Stored dataset items:
■ ■ ■ ■ ■
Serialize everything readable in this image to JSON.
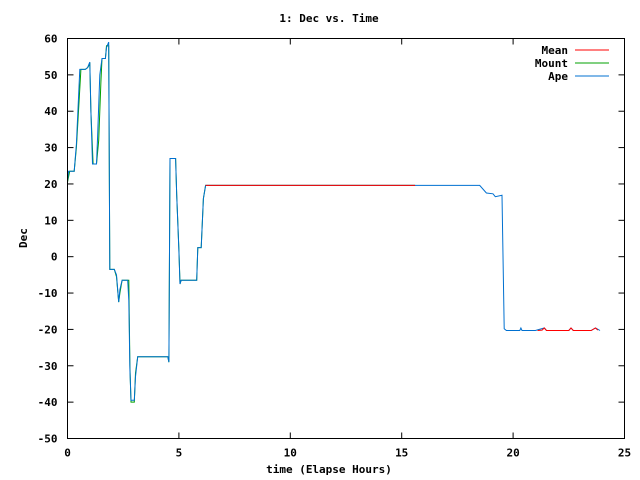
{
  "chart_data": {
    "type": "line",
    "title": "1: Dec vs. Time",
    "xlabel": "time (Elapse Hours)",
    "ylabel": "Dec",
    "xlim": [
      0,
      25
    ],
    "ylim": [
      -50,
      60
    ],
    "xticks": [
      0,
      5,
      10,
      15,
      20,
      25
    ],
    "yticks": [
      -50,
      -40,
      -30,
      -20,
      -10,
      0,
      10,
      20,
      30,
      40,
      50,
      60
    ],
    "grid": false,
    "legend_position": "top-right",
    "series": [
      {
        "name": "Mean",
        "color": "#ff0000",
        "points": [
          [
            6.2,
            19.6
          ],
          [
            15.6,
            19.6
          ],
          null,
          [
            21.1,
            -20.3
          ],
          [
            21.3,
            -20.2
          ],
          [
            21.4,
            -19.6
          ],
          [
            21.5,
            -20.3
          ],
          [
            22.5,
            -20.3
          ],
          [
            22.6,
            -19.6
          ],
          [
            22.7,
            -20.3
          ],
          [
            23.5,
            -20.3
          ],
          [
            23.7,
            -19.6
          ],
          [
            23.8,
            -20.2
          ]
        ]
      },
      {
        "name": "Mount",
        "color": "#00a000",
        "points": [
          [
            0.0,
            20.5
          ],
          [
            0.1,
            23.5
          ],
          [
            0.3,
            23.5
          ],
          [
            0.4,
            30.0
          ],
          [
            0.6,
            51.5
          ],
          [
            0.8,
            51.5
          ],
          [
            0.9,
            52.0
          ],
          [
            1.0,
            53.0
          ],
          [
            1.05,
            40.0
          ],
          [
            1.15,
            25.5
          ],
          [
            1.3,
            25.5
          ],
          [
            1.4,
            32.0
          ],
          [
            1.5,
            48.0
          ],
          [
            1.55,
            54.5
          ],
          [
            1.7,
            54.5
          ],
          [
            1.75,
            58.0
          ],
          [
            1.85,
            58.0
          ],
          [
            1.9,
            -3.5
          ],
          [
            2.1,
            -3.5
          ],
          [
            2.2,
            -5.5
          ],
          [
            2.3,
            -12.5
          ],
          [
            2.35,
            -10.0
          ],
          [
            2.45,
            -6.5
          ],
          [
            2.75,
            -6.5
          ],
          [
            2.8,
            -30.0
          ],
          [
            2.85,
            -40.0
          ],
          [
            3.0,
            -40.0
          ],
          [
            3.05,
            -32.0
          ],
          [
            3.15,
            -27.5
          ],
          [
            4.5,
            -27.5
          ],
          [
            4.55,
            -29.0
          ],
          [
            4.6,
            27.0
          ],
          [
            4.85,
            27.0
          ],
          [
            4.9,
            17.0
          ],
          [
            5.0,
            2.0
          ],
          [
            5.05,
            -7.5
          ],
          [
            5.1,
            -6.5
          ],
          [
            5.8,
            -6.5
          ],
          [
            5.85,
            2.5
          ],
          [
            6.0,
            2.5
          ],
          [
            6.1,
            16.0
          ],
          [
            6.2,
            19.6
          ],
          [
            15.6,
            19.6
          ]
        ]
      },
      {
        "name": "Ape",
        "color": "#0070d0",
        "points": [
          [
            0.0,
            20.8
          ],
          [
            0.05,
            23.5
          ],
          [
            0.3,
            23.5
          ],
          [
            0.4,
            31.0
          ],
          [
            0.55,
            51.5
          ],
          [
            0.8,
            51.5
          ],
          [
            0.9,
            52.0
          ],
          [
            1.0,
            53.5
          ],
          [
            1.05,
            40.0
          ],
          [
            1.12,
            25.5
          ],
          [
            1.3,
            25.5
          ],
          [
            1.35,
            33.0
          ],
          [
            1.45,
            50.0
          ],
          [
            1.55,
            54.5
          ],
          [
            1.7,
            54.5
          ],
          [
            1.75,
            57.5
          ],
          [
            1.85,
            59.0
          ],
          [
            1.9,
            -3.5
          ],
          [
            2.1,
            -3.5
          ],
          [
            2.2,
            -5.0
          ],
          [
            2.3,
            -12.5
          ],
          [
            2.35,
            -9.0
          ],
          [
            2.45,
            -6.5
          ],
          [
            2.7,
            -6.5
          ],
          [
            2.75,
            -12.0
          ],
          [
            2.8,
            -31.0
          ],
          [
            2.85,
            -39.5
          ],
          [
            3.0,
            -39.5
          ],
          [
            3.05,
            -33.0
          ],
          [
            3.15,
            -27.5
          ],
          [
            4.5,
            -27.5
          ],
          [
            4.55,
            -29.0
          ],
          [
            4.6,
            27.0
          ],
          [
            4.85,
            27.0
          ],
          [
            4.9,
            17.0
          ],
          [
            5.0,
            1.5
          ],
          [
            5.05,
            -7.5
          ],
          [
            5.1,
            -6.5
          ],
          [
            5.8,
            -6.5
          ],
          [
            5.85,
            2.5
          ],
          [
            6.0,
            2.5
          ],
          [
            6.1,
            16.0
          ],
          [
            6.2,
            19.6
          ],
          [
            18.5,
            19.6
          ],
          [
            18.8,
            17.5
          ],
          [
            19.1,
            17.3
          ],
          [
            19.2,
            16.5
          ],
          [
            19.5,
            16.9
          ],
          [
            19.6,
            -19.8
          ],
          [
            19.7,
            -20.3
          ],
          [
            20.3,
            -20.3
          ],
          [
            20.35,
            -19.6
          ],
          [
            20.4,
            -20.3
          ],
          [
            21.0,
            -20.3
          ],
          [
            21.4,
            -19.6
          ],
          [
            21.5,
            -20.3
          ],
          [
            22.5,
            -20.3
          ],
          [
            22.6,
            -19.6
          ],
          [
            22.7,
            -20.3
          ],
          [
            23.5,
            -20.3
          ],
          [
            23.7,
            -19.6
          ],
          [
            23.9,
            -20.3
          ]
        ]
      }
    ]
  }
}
■ ■ ■ ■ ■
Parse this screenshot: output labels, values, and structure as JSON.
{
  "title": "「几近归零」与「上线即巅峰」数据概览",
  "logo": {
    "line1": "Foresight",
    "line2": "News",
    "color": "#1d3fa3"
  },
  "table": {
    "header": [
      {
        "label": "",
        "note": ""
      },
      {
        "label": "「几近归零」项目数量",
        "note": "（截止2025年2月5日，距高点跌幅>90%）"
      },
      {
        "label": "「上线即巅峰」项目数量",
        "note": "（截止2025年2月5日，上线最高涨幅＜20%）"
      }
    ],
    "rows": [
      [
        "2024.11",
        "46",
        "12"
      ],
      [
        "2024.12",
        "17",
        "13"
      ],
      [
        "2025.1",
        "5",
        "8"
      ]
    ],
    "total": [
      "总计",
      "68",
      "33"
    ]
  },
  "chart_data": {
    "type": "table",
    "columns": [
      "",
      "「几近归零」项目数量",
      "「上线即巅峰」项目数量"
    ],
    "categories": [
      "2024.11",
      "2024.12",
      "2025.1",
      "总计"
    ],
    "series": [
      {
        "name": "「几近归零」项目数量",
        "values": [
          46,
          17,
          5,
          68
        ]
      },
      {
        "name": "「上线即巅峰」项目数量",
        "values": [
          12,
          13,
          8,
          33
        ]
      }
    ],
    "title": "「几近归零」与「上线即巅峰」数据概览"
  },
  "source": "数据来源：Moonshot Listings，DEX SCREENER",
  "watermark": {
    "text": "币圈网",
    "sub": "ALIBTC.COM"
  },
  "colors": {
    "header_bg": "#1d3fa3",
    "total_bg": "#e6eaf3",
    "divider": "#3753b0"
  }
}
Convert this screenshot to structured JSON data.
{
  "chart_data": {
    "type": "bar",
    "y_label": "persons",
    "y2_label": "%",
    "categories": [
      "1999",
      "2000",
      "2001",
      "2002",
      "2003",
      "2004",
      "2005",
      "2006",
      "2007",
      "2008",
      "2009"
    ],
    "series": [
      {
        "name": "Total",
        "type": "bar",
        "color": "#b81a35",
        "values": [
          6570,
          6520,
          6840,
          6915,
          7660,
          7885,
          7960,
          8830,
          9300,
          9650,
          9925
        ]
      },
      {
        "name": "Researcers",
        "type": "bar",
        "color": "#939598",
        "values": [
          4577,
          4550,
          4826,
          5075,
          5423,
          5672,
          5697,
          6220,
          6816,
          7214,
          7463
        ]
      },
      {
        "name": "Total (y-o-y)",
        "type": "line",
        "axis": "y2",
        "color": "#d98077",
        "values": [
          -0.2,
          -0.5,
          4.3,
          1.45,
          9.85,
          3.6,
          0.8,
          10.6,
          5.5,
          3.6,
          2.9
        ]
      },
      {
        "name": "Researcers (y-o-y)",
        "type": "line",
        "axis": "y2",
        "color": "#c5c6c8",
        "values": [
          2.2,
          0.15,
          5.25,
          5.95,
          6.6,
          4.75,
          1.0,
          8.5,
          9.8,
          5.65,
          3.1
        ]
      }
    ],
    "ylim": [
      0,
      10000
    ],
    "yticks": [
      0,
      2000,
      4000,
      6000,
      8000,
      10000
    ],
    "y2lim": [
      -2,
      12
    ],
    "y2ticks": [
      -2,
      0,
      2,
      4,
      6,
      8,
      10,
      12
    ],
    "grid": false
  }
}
■ ■ ■ ■ ■
*Your task:*
In the material above, tally every line with the string "type" in it, then give that number alone.

*Reply to the exercise:*
7